EXERCISE TASK> Copy each line below in which the word "this" occurs.

SUPPLIED DATA>

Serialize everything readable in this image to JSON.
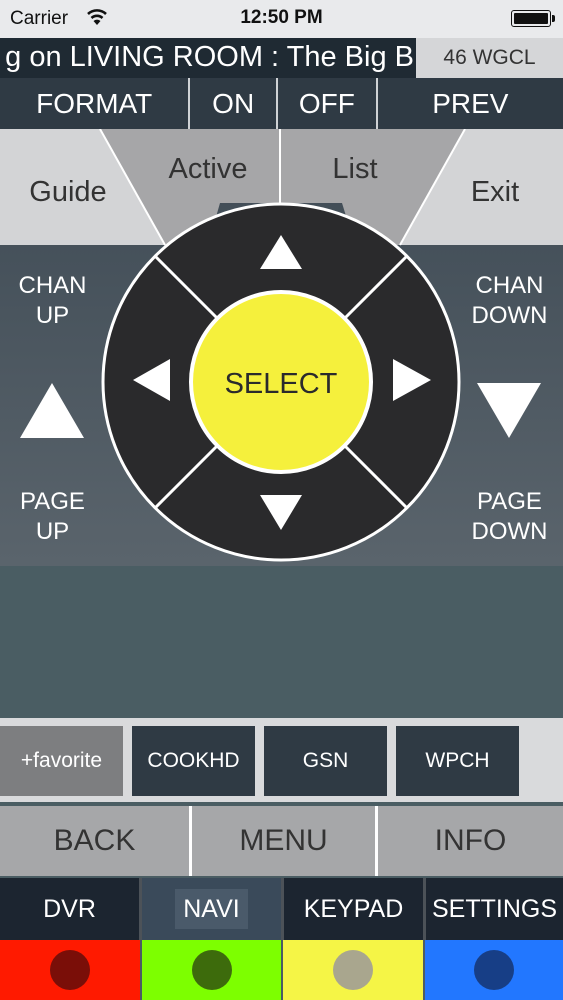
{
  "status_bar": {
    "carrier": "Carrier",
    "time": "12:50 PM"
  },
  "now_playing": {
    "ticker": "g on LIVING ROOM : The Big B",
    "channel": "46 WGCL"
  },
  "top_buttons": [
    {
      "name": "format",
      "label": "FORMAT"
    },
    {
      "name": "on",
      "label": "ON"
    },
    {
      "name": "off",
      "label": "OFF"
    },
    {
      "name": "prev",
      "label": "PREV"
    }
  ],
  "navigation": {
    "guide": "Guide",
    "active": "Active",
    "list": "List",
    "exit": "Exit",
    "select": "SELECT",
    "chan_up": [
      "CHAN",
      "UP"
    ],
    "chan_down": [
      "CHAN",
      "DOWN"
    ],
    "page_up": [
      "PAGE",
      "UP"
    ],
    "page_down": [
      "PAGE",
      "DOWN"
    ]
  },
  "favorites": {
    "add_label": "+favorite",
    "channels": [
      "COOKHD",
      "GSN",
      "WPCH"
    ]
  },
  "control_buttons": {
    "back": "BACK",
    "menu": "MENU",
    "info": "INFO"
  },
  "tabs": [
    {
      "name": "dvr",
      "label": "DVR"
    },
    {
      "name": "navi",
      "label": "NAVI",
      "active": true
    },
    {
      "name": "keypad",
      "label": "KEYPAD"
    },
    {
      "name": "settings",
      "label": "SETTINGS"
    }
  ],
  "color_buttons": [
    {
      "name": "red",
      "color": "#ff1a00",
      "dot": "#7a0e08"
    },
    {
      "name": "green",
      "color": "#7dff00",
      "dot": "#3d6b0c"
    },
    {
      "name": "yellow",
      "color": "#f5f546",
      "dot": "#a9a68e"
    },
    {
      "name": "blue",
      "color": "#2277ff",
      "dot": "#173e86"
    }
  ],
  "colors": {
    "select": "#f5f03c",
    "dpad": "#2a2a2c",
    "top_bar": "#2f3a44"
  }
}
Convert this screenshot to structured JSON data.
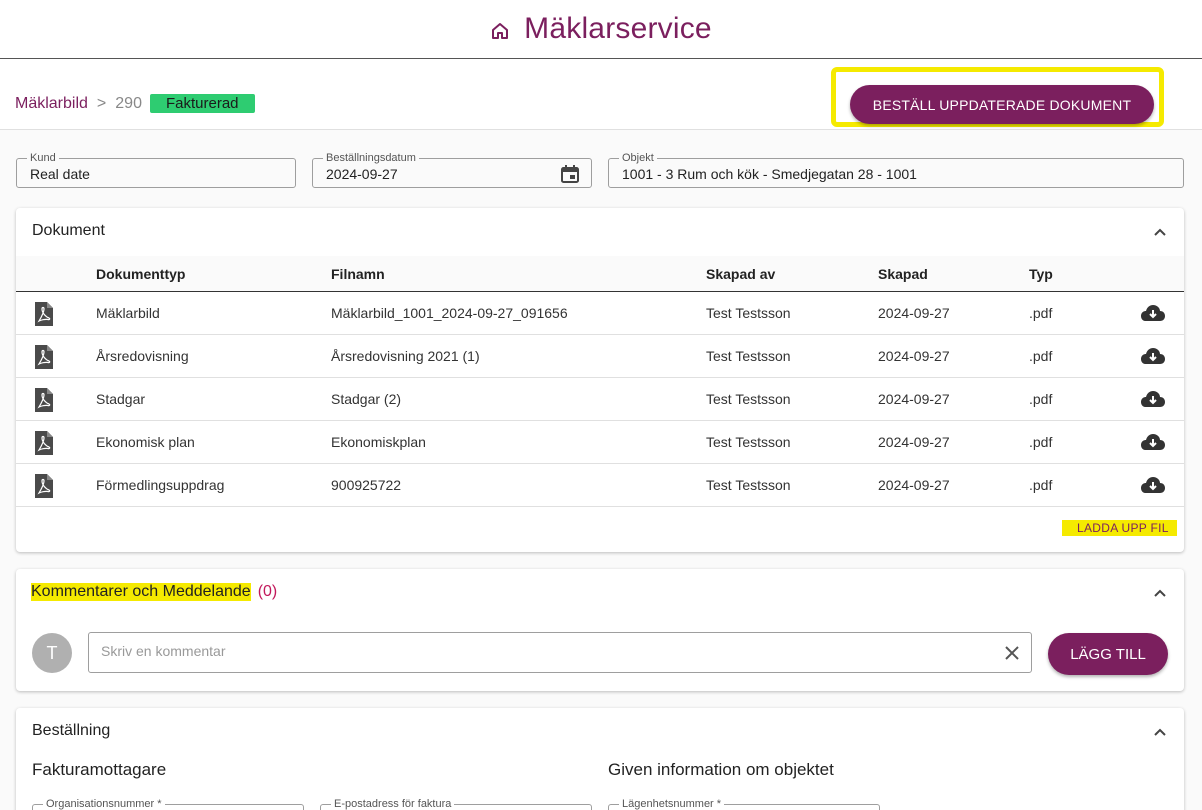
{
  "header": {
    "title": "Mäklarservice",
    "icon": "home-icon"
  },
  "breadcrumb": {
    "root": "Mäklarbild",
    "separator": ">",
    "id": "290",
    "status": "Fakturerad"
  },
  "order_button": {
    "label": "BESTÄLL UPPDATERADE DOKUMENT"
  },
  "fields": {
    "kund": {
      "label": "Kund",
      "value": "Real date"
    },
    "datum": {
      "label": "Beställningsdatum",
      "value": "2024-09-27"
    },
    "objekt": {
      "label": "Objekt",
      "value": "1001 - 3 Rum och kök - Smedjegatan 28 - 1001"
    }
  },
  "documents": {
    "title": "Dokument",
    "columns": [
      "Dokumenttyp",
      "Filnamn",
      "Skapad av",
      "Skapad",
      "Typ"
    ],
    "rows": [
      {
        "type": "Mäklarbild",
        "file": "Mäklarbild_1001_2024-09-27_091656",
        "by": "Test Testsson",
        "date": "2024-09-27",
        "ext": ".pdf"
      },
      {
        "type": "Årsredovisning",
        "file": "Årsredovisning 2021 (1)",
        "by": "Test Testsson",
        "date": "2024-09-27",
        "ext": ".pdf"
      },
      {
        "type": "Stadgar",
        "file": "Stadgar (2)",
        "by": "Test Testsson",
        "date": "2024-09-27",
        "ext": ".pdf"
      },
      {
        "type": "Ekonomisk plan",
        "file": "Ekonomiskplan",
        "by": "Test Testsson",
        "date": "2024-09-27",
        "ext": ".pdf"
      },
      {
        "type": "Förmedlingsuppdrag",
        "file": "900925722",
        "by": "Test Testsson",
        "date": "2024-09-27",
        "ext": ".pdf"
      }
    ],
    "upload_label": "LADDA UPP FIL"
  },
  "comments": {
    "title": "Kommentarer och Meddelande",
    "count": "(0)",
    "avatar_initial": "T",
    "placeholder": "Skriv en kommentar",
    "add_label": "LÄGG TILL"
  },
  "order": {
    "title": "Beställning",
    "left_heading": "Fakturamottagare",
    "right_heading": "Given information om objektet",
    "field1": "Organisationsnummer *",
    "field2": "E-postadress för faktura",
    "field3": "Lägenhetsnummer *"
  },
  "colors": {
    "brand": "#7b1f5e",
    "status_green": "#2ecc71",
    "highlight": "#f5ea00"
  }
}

TASK RESPONSE>
Serialize everything readable in this image to JSON.
Convert this screenshot to structured JSON data.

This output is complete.